Repeat every record below exactly as written.

-- START --

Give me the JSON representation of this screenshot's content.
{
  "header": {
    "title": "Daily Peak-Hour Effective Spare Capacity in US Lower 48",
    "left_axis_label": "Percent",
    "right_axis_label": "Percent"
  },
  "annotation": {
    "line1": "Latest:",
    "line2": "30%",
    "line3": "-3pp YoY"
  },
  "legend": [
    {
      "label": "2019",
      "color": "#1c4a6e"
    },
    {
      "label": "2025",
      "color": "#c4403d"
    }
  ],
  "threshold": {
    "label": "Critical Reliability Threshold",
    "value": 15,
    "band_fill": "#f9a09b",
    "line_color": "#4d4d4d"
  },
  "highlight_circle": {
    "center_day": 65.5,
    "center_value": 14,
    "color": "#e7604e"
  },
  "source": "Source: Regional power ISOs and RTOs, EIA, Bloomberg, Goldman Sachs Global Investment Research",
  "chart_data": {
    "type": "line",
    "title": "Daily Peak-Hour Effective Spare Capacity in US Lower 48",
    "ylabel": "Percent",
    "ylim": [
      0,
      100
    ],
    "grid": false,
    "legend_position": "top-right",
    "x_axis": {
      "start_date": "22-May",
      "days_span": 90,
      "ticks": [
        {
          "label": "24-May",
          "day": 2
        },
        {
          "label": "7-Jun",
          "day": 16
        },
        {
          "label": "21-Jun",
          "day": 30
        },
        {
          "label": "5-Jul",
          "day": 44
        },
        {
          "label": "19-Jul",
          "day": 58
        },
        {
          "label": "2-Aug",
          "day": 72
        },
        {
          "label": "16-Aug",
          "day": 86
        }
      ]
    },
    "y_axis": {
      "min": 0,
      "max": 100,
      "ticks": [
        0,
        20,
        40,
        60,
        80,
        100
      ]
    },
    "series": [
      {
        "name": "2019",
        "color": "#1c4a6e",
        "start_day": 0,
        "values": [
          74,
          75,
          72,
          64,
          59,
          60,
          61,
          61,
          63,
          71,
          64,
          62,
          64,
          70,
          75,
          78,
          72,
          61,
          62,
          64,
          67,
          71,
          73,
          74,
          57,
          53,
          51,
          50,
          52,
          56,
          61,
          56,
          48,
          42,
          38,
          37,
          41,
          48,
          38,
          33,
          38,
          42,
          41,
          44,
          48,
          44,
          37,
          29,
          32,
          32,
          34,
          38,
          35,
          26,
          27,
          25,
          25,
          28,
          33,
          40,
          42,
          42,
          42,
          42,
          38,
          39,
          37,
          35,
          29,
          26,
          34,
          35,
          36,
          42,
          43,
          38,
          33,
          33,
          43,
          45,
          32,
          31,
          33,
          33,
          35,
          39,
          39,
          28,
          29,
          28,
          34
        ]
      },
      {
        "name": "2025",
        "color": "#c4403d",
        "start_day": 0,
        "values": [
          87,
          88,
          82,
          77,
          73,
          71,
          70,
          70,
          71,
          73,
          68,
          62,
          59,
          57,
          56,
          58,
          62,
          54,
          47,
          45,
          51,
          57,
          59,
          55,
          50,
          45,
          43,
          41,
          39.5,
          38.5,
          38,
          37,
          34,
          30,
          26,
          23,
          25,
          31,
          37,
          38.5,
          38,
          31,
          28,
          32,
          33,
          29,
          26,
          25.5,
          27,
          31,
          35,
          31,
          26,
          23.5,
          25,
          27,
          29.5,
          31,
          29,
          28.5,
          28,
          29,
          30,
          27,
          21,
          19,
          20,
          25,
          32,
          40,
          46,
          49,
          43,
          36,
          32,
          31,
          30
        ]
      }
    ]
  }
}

-- END --

**FINAL RESULT**
Give me the JSON representation of this screenshot's content.
{
  "header": {
    "title": "Daily Peak-Hour Effective Spare Capacity in US Lower 48",
    "left_axis_label": "Percent",
    "right_axis_label": "Percent"
  },
  "annotation": {
    "line1": "Latest:",
    "line2": "30%",
    "line3": "-3pp YoY"
  },
  "legend": [
    {
      "label": "2019",
      "color": "#1c4a6e"
    },
    {
      "label": "2025",
      "color": "#c4403d"
    }
  ],
  "threshold": {
    "label": "Critical Reliability Threshold",
    "value": 15,
    "band_fill": "#f9a09b",
    "line_color": "#4d4d4d"
  },
  "highlight_circle": {
    "center_day": 65.5,
    "center_value": 14,
    "color": "#e7604e"
  },
  "source": "Source: Regional power ISOs and RTOs, EIA, Bloomberg, Goldman Sachs Global Investment Research",
  "chart_data": {
    "type": "line",
    "title": "Daily Peak-Hour Effective Spare Capacity in US Lower 48",
    "ylabel": "Percent",
    "ylim": [
      0,
      100
    ],
    "grid": false,
    "legend_position": "top-right",
    "x_axis": {
      "start_date": "22-May",
      "days_span": 90,
      "ticks": [
        {
          "label": "24-May",
          "day": 2
        },
        {
          "label": "7-Jun",
          "day": 16
        },
        {
          "label": "21-Jun",
          "day": 30
        },
        {
          "label": "5-Jul",
          "day": 44
        },
        {
          "label": "19-Jul",
          "day": 58
        },
        {
          "label": "2-Aug",
          "day": 72
        },
        {
          "label": "16-Aug",
          "day": 86
        }
      ]
    },
    "y_axis": {
      "min": 0,
      "max": 100,
      "ticks": [
        0,
        20,
        40,
        60,
        80,
        100
      ]
    },
    "series": [
      {
        "name": "2019",
        "color": "#1c4a6e",
        "start_day": 0,
        "values": [
          74,
          75,
          72,
          64,
          59,
          60,
          61,
          61,
          63,
          71,
          64,
          62,
          64,
          70,
          75,
          78,
          72,
          61,
          62,
          64,
          67,
          71,
          73,
          74,
          57,
          53,
          51,
          50,
          52,
          56,
          61,
          56,
          48,
          42,
          38,
          37,
          41,
          48,
          38,
          33,
          38,
          42,
          41,
          44,
          48,
          44,
          37,
          29,
          32,
          32,
          34,
          38,
          35,
          26,
          27,
          25,
          25,
          28,
          33,
          40,
          42,
          42,
          42,
          42,
          38,
          39,
          37,
          35,
          29,
          26,
          34,
          35,
          36,
          42,
          43,
          38,
          33,
          33,
          43,
          45,
          32,
          31,
          33,
          33,
          35,
          39,
          39,
          28,
          29,
          28,
          34
        ]
      },
      {
        "name": "2025",
        "color": "#c4403d",
        "start_day": 0,
        "values": [
          87,
          88,
          82,
          77,
          73,
          71,
          70,
          70,
          71,
          73,
          68,
          62,
          59,
          57,
          56,
          58,
          62,
          54,
          47,
          45,
          51,
          57,
          59,
          55,
          50,
          45,
          43,
          41,
          39.5,
          38.5,
          38,
          37,
          34,
          30,
          26,
          23,
          25,
          31,
          37,
          38.5,
          38,
          31,
          28,
          32,
          33,
          29,
          26,
          25.5,
          27,
          31,
          35,
          31,
          26,
          23.5,
          25,
          27,
          29.5,
          31,
          29,
          28.5,
          28,
          29,
          30,
          27,
          21,
          19,
          20,
          25,
          32,
          40,
          46,
          49,
          43,
          36,
          32,
          31,
          30
        ]
      }
    ]
  }
}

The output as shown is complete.